--- begin RECORDS PROVIDED ---

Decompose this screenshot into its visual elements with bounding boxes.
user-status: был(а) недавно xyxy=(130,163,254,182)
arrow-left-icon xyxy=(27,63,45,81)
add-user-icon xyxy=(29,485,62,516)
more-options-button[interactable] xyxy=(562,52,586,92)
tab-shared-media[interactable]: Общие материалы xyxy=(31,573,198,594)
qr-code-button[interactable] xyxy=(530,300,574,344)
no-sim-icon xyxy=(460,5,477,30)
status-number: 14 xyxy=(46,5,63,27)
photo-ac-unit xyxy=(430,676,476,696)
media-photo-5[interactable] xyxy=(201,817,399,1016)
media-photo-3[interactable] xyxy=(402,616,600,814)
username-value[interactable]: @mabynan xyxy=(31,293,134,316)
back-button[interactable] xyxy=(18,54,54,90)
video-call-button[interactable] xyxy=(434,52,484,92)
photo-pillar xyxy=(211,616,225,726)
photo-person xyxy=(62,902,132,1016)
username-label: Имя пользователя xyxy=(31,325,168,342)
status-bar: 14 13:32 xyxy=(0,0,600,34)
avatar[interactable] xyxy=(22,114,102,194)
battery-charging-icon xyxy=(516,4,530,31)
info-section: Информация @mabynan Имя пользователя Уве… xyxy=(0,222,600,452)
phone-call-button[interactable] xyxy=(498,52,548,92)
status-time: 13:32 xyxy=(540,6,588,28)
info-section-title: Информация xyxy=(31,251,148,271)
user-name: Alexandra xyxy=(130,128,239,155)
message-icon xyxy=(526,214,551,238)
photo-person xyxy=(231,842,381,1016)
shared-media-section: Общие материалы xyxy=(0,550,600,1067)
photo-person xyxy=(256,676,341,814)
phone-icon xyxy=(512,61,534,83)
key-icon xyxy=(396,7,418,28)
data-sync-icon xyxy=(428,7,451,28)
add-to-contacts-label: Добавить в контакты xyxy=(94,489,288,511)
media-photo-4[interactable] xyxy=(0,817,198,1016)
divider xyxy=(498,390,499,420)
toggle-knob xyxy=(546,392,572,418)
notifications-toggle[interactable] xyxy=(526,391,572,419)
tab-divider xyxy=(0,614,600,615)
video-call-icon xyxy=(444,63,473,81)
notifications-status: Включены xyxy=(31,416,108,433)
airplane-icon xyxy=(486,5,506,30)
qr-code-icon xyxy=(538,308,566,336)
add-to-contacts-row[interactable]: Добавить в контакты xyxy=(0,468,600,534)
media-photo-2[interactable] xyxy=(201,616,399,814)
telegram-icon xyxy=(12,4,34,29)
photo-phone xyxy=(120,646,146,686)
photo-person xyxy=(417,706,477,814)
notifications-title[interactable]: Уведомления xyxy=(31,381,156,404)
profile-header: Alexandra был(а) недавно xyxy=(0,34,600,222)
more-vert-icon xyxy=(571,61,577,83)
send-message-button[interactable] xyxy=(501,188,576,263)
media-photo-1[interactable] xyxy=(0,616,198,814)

--- end RECORDS PROVIDED ---

• EXERCISE OBJECTIVE: Copy out every line of the material above exactly as it appears, without changing anything.

• REPLY TO THE EXERCISE:
Decompose this screenshot into its visual elements with bounding boxes.
user-status: был(а) недавно xyxy=(130,163,254,182)
arrow-left-icon xyxy=(27,63,45,81)
add-user-icon xyxy=(29,485,62,516)
more-options-button[interactable] xyxy=(562,52,586,92)
tab-shared-media[interactable]: Общие материалы xyxy=(31,573,198,594)
qr-code-button[interactable] xyxy=(530,300,574,344)
no-sim-icon xyxy=(460,5,477,30)
status-number: 14 xyxy=(46,5,63,27)
photo-ac-unit xyxy=(430,676,476,696)
media-photo-5[interactable] xyxy=(201,817,399,1016)
media-photo-3[interactable] xyxy=(402,616,600,814)
username-value[interactable]: @mabynan xyxy=(31,293,134,316)
back-button[interactable] xyxy=(18,54,54,90)
video-call-button[interactable] xyxy=(434,52,484,92)
photo-pillar xyxy=(211,616,225,726)
photo-person xyxy=(62,902,132,1016)
username-label: Имя пользователя xyxy=(31,325,168,342)
status-bar: 14 13:32 xyxy=(0,0,600,34)
avatar[interactable] xyxy=(22,114,102,194)
battery-charging-icon xyxy=(516,4,530,31)
info-section: Информация @mabynan Имя пользователя Уве… xyxy=(0,222,600,452)
phone-call-button[interactable] xyxy=(498,52,548,92)
status-time: 13:32 xyxy=(540,6,588,28)
info-section-title: Информация xyxy=(31,251,148,271)
user-name: Alexandra xyxy=(130,128,239,155)
message-icon xyxy=(526,214,551,238)
photo-person xyxy=(231,842,381,1016)
shared-media-section: Общие материалы xyxy=(0,550,600,1067)
photo-person xyxy=(256,676,341,814)
phone-icon xyxy=(512,61,534,83)
key-icon xyxy=(396,7,418,28)
data-sync-icon xyxy=(428,7,451,28)
add-to-contacts-label: Добавить в контакты xyxy=(94,489,288,511)
media-photo-4[interactable] xyxy=(0,817,198,1016)
divider xyxy=(498,390,499,420)
toggle-knob xyxy=(546,392,572,418)
notifications-toggle[interactable] xyxy=(526,391,572,419)
tab-divider xyxy=(0,614,600,615)
video-call-icon xyxy=(444,63,473,81)
notifications-status: Включены xyxy=(31,416,108,433)
airplane-icon xyxy=(486,5,506,30)
qr-code-icon xyxy=(538,308,566,336)
add-to-contacts-row[interactable]: Добавить в контакты xyxy=(0,468,600,534)
media-photo-2[interactable] xyxy=(201,616,399,814)
telegram-icon xyxy=(12,4,34,29)
photo-phone xyxy=(120,646,146,686)
photo-person xyxy=(417,706,477,814)
notifications-title[interactable]: Уведомления xyxy=(31,381,156,404)
profile-header: Alexandra был(а) недавно xyxy=(0,34,600,222)
more-vert-icon xyxy=(571,61,577,83)
send-message-button[interactable] xyxy=(501,188,576,263)
media-photo-1[interactable] xyxy=(0,616,198,814)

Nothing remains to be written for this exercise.